СПИСОК ЗАДАНИЙ –
1. Перепишите без изменений часть отрывка о Зузане, начиная со слов «Как учитель Зузана» и продолжая до слов «надо перестать играть.» включительно.
2. Продолжите отрывок о Зузане, начав сразу после его последнего предложения.

ФРАГМЕНТ СТРАНИЦЫ –
Как учитель Зузана не терпела никакой чепухи и была довольно жесткой. Ее раздражало, если я вдруг недостаточно хорошо подготовился к уроку. Нельзя было обмануть ее притворством ни на секунду, если не обдумал чего-то до конца, и чаще всех других слов она употребляла на занятиях слово «небрежно». Идеи должны быть четко выражены, но ей нравились и двусмысленности, которые есть даже в строгом литературном стиле, та «хрупкая красота… которую прогоняет утренний свет», как сказал Кацуо Исигуро. Недовольство Зузана выказывала, постукивая карандашом по столу и качая головой. Она бормотала: «Махан, Махан… нет!» Это обычно означало, что надо перестать играть.

ВЫДЕРЖКА ИЗ ДАННЫХ –

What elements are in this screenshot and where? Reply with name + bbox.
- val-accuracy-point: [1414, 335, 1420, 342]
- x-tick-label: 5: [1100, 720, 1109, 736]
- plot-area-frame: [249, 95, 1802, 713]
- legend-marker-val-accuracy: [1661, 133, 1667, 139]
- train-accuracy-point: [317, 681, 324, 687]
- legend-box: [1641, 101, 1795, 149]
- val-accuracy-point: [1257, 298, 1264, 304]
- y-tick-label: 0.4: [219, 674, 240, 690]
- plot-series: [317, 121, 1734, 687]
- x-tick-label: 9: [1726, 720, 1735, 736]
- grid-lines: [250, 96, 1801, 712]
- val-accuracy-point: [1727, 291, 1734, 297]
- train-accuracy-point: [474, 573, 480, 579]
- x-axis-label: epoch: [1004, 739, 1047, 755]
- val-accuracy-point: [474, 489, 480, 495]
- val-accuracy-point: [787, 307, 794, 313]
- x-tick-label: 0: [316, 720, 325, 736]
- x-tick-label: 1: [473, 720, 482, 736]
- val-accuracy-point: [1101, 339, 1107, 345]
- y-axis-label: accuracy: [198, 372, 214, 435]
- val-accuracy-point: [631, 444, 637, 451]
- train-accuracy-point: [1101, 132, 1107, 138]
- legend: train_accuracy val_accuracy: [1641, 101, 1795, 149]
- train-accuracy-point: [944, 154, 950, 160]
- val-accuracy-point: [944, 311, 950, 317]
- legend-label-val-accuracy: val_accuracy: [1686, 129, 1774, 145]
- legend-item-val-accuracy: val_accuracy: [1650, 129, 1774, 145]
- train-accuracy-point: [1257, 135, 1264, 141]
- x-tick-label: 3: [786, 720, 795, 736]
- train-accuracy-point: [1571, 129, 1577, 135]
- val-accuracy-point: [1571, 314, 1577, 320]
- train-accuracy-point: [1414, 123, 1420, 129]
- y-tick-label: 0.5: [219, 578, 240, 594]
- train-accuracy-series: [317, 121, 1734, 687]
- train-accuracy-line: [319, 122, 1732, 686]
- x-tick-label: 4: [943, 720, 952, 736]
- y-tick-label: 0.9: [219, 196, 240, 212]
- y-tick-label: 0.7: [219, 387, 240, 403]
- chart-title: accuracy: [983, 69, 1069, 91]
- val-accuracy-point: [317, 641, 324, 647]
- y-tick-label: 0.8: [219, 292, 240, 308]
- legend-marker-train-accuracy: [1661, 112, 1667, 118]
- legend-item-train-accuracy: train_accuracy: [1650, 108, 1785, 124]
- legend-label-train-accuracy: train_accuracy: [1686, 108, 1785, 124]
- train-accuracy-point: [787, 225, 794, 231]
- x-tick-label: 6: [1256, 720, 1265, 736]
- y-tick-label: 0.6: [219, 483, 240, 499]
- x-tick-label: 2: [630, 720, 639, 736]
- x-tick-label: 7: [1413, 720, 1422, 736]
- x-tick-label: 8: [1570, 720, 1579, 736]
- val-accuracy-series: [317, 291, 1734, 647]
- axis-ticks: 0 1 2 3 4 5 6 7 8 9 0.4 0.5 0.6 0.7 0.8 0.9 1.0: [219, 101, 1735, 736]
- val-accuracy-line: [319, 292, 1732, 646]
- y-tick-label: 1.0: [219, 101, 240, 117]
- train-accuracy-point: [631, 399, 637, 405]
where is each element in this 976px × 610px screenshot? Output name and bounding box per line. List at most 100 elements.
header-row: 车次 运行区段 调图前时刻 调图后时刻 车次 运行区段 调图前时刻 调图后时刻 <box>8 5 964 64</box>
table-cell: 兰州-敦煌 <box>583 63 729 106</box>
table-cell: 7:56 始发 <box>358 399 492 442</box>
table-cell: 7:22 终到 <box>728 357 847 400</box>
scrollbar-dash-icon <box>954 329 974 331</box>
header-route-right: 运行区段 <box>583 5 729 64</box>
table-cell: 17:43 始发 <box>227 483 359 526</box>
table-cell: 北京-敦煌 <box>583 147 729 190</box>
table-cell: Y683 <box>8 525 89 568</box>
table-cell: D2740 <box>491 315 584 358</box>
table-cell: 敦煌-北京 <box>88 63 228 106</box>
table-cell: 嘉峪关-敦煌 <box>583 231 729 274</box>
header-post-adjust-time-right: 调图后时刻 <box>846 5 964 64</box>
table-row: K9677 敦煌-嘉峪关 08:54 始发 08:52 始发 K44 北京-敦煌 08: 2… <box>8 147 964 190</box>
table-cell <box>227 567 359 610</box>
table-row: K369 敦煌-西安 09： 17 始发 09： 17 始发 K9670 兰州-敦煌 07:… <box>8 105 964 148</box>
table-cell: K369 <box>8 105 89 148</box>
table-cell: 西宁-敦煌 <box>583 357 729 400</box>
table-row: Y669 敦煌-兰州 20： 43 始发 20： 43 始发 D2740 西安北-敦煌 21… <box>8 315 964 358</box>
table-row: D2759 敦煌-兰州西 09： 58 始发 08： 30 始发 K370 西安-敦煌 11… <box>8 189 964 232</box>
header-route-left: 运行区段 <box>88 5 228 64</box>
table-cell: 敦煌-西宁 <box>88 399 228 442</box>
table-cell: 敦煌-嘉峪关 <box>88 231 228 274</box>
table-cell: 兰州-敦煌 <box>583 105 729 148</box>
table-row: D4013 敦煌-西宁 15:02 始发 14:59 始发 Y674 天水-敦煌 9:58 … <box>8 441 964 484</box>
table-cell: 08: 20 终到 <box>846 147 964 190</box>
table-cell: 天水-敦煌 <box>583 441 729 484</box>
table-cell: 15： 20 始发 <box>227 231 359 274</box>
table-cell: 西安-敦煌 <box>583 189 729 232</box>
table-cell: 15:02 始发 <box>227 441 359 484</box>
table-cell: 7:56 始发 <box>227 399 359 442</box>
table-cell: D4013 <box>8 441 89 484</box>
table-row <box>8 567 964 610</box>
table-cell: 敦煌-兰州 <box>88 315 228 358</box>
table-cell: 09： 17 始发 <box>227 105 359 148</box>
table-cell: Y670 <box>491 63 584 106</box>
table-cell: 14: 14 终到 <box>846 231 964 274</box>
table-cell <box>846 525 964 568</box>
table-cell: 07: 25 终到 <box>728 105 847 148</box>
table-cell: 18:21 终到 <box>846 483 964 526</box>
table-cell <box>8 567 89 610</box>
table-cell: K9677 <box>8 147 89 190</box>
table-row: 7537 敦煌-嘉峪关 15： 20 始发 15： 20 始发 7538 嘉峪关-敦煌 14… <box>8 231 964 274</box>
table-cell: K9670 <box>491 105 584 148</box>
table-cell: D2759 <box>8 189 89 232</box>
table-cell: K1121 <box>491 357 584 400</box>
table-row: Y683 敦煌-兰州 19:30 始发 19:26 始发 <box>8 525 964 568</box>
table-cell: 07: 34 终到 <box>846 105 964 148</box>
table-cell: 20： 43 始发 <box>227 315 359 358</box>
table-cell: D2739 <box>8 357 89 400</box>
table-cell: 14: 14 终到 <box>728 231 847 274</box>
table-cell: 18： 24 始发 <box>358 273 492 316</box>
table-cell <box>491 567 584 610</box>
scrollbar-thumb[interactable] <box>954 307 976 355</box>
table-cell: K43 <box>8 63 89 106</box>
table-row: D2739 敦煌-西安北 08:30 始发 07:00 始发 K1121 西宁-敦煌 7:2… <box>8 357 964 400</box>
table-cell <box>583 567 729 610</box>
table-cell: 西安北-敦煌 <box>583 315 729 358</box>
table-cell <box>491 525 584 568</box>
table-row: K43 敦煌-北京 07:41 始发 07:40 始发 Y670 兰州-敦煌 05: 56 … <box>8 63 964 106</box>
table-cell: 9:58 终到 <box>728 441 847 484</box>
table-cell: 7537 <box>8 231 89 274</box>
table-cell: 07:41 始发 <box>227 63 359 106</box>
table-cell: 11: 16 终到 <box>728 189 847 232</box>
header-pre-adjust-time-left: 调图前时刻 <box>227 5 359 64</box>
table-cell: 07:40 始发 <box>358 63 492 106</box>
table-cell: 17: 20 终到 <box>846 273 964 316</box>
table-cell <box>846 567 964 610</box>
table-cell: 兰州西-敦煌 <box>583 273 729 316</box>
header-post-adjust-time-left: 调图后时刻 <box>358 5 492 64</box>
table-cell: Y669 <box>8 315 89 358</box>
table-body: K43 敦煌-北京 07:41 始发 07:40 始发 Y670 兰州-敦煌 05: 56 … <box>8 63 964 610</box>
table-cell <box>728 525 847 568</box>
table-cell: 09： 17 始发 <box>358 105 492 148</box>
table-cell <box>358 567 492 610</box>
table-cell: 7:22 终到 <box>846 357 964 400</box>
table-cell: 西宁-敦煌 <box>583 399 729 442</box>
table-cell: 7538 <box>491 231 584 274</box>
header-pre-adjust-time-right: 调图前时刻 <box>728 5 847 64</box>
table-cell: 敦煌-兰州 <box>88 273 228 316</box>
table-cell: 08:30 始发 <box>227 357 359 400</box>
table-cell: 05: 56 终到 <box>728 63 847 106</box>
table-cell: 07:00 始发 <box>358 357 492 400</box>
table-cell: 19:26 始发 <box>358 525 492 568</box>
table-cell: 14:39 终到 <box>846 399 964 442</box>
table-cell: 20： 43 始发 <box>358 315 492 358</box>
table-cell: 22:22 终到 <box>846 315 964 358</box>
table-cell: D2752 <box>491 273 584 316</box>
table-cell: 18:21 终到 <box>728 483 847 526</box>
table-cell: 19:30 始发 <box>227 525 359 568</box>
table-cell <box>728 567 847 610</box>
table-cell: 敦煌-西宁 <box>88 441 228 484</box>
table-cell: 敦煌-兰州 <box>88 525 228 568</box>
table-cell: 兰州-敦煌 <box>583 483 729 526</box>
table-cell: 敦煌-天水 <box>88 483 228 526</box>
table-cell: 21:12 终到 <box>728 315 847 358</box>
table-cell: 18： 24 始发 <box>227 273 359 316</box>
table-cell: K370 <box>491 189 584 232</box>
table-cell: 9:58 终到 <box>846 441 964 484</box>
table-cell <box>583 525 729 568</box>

ПРОНУМЕРОВАННЫЕ ОТВЕТЫ –
1.
Как учитель Зузана не терпела никакой чепухи и была довольно жесткой. Ее раздражало, если я вдруг недостаточно хорошо подготовился к уроку. Нельзя было обмануть ее притворством ни на секунду, если не обдумал чего-то до конца, и чаще всех других слов она употребляла на занятиях слово «небрежно». Идеи должны быть четко выражены, но ей нравились и двусмысленности, которые есть даже в строгом литературном стиле, та «хрупкая красота… которую прогоняет утренний свет», как сказал Кацуо Исигуро. Недовольство Зузана выказывала, постукивая карандашом по столу и качая головой. Она бормотала: «Махан, Махан… нет!» Это обычно означало, что надо перестать играть.

2.
А удовольствие она выражала необыкновенным образом. Она медленно вставала и начинала совершать легкие танцевальные движения под музыку, тяжело дыша, особенно в последний год, так как ее легкие были слишком слабы. И потом говорила: «Теперь мы к чему-то пришли». По-моему, она ни разу при мне не произнесла похвалы более щедрой. Один раз, когда я играл «Каприччио на смерть возлюбленного брата» Баха (BWV 992), раннюю вещь с программными заголовками частей, которые надо было читать вслух, после сложнейшей фуги, завершающей произведение, Зузана помолчала несколько секунд и сухо заметила: «Ну что ж, вы очень хорошо читаете заголовки».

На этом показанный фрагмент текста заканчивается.